▶ [TASK ITEM] Below are the records; copy out every line that holds the word "Proteins".

------ EXCERPTED DATA ------

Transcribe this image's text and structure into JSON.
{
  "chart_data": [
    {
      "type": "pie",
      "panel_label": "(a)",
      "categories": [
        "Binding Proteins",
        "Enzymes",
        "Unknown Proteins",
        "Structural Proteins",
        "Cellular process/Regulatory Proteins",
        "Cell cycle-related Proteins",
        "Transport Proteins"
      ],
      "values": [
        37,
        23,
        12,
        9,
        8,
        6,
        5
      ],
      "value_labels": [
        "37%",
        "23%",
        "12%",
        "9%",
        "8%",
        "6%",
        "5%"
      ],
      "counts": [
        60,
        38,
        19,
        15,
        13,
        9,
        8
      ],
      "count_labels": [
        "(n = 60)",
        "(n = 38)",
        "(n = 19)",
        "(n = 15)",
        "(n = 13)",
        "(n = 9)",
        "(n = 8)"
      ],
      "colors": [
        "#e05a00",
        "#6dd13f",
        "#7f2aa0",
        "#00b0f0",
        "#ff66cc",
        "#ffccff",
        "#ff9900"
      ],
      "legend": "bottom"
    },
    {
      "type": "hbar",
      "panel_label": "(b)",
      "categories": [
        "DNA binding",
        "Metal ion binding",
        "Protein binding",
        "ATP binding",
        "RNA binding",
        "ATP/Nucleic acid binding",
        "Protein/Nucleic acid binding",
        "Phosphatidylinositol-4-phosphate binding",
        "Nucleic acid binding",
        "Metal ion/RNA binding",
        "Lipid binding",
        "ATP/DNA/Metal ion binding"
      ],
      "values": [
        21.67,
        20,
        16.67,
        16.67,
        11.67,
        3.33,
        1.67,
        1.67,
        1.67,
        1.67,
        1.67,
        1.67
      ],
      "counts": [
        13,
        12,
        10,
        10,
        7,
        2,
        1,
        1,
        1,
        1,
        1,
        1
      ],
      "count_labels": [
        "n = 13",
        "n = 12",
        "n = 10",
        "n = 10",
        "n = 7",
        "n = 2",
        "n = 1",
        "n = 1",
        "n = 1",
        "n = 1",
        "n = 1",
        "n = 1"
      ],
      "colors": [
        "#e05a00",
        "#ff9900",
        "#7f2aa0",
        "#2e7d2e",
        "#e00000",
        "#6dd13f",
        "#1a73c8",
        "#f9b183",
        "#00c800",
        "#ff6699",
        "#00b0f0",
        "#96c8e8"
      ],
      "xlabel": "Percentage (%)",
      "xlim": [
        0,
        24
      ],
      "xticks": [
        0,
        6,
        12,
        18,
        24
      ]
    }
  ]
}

------

▶ [YOUR SOLUTION]
        "Binding Proteins",
        "Unknown Proteins",
        "Structural Proteins",
        "Cellular process/Regulatory Proteins",
        "Cell cycle-related Proteins",
        "Transport Proteins"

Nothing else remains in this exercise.